** WRITTEN PROBLEM **
Going through the material below, please gather all lines with the word "color" in them.

##############################

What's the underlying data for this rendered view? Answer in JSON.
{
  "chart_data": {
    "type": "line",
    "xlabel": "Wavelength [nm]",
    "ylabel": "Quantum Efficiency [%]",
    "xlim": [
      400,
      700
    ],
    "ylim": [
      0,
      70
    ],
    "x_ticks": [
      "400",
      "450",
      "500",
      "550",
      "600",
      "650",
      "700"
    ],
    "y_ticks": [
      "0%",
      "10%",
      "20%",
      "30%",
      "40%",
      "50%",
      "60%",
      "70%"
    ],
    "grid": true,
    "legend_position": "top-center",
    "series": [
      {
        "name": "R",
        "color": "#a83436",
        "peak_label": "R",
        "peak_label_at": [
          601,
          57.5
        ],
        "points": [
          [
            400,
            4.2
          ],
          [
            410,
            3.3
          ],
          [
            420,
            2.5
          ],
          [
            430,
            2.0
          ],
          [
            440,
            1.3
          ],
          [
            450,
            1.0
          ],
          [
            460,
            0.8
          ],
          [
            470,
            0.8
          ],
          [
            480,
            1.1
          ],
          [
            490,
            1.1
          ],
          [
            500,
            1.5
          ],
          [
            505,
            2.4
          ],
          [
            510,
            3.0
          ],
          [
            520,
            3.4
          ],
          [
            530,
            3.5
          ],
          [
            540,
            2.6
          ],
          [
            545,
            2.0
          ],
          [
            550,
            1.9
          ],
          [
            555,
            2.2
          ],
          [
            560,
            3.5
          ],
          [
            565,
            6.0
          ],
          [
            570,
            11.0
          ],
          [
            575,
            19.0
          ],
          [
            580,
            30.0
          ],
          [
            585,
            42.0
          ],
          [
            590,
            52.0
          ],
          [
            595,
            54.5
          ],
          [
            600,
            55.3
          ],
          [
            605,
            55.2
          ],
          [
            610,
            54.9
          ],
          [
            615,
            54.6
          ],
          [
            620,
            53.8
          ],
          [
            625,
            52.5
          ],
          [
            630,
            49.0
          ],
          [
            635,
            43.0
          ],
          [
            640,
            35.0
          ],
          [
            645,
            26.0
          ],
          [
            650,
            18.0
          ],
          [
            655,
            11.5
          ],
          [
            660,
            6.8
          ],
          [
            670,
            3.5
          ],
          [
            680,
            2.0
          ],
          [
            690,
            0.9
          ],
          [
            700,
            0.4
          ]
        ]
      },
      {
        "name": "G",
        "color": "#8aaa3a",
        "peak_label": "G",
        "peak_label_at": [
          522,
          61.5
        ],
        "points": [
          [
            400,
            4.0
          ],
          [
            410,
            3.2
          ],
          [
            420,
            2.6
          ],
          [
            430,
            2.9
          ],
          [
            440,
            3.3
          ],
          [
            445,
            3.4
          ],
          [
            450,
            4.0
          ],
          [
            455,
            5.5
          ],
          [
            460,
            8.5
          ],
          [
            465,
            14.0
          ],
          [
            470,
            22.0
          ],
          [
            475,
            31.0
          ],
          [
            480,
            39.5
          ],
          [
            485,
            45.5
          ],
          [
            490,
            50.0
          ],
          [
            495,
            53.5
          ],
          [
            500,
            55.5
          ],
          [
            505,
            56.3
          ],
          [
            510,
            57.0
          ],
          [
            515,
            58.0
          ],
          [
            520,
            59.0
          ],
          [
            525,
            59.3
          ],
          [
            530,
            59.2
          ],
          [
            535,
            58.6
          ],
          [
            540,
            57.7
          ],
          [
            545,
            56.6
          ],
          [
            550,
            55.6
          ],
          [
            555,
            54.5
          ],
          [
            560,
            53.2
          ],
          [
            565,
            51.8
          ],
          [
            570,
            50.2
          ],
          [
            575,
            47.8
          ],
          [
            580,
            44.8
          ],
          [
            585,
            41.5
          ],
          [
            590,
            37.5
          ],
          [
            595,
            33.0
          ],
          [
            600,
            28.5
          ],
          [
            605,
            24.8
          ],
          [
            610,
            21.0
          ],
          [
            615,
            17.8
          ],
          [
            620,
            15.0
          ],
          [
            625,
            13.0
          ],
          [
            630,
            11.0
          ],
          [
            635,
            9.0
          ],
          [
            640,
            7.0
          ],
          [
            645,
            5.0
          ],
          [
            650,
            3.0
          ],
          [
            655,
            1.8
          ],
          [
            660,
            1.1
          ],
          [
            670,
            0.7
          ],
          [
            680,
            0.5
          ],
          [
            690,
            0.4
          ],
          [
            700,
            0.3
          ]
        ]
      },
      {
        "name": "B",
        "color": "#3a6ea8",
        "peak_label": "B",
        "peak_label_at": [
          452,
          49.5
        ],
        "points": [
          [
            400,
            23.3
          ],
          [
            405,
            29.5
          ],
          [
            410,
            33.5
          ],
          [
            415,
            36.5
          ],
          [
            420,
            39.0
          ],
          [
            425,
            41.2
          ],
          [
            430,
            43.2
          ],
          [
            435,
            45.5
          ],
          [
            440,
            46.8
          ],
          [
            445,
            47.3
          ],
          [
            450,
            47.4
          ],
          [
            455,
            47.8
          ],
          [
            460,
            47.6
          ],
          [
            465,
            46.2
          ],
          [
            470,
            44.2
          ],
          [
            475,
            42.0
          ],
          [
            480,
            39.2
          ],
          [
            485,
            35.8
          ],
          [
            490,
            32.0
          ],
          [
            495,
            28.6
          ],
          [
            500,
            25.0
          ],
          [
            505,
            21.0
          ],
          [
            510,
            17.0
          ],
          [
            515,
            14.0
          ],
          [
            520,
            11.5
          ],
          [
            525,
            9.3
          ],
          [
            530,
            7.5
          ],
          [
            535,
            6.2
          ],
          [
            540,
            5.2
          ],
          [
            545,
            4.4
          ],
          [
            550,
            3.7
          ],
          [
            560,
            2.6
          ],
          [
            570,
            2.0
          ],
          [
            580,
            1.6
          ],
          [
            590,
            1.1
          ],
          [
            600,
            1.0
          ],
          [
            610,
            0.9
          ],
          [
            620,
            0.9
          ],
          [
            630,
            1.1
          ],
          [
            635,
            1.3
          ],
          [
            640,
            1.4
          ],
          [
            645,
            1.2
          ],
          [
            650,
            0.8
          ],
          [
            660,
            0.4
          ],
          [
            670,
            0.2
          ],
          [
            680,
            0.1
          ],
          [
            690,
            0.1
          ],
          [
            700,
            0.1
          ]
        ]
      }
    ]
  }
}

##############################

** ANSWER TO THE EXERCISE **
        "color": "#a83436",
        "color": "#8aaa3a",
        "color": "#3a6ea8",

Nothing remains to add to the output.